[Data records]
....
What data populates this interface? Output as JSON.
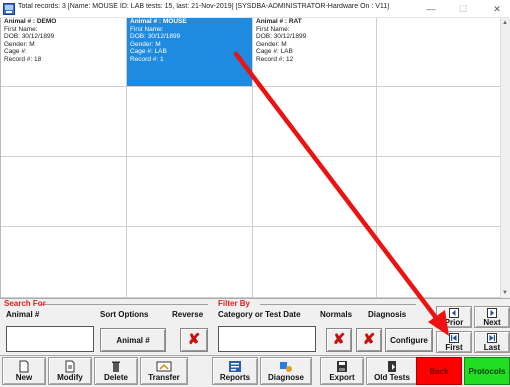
{
  "window": {
    "title": "Total records: 3  [Name: MOUSE ID: LAB tests: 15, last: 21-Nov-2019] [SYSDBA-ADMINISTRATOR-Hardware On : V11]",
    "minimize": "—",
    "maximize": "☐",
    "close": "✕"
  },
  "records": [
    {
      "head": "Animal # : DEMO",
      "first": "First Name:",
      "dob": "DOB: 30/12/1899",
      "gender": "Gender: M",
      "cage": "Cage #:",
      "record": "Record #: 18",
      "selected": false
    },
    {
      "head": "Animal # : MOUSE",
      "first": "First Name:",
      "dob": "DOB: 30/12/1899",
      "gender": "Gender: M",
      "cage": "Cage #: LAB",
      "record": "Record #: 1",
      "selected": true
    },
    {
      "head": "Animal # : RAT",
      "first": "First Name:",
      "dob": "DOB: 30/12/1899",
      "gender": "Gender: M",
      "cage": "Cage #: LAB",
      "record": "Record #: 12",
      "selected": false
    }
  ],
  "search": {
    "legend": "Search For",
    "animal_label": "Animal #",
    "animal_value": "",
    "sort_label": "Sort Options",
    "sort_button": "Animal #",
    "reverse_label": "Reverse"
  },
  "filter": {
    "legend": "Filter By",
    "category_label": "Category or Test Date",
    "category_value": "",
    "normals_label": "Normals",
    "diagnosis_label": "Diagnosis",
    "configure_button": "Configure"
  },
  "nav": {
    "prior": "Prior",
    "next": "Next",
    "first": "First",
    "last": "Last"
  },
  "toolbar": {
    "new": "New",
    "modify": "Modify",
    "delete": "Delete",
    "transfer": "Transfer",
    "reports": "Reports",
    "diagnose": "Diagnose",
    "export": "Export",
    "old_tests": "Old Tests",
    "back": "Back",
    "protocols": "Protocols"
  },
  "colors": {
    "selection": "#1e8ae0",
    "legend_red": "#e02020",
    "back_red": "#ff0000",
    "protocols_green": "#22dd22",
    "annotation_arrow": "#ee1111"
  }
}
....
__DIRECTIONS FOR THIS TASK__: Write out the entries again, exactly as given, skipping any images.

__RESPONSE BELOW__:
What data populates this interface? Output as JSON.
{
  "window": {
    "title": "Total records: 3  [Name: MOUSE ID: LAB tests: 15, last: 21-Nov-2019] [SYSDBA-ADMINISTRATOR-Hardware On : V11]",
    "minimize": "—",
    "maximize": "☐",
    "close": "✕"
  },
  "records": [
    {
      "head": "Animal # : DEMO",
      "first": "First Name:",
      "dob": "DOB: 30/12/1899",
      "gender": "Gender: M",
      "cage": "Cage #:",
      "record": "Record #: 18",
      "selected": false
    },
    {
      "head": "Animal # : MOUSE",
      "first": "First Name:",
      "dob": "DOB: 30/12/1899",
      "gender": "Gender: M",
      "cage": "Cage #: LAB",
      "record": "Record #: 1",
      "selected": true
    },
    {
      "head": "Animal # : RAT",
      "first": "First Name:",
      "dob": "DOB: 30/12/1899",
      "gender": "Gender: M",
      "cage": "Cage #: LAB",
      "record": "Record #: 12",
      "selected": false
    }
  ],
  "search": {
    "legend": "Search For",
    "animal_label": "Animal #",
    "animal_value": "",
    "sort_label": "Sort Options",
    "sort_button": "Animal #",
    "reverse_label": "Reverse"
  },
  "filter": {
    "legend": "Filter By",
    "category_label": "Category or Test Date",
    "category_value": "",
    "normals_label": "Normals",
    "diagnosis_label": "Diagnosis",
    "configure_button": "Configure"
  },
  "nav": {
    "prior": "Prior",
    "next": "Next",
    "first": "First",
    "last": "Last"
  },
  "toolbar": {
    "new": "New",
    "modify": "Modify",
    "delete": "Delete",
    "transfer": "Transfer",
    "reports": "Reports",
    "diagnose": "Diagnose",
    "export": "Export",
    "old_tests": "Old Tests",
    "back": "Back",
    "protocols": "Protocols"
  },
  "colors": {
    "selection": "#1e8ae0",
    "legend_red": "#e02020",
    "back_red": "#ff0000",
    "protocols_green": "#22dd22",
    "annotation_arrow": "#ee1111"
  }
}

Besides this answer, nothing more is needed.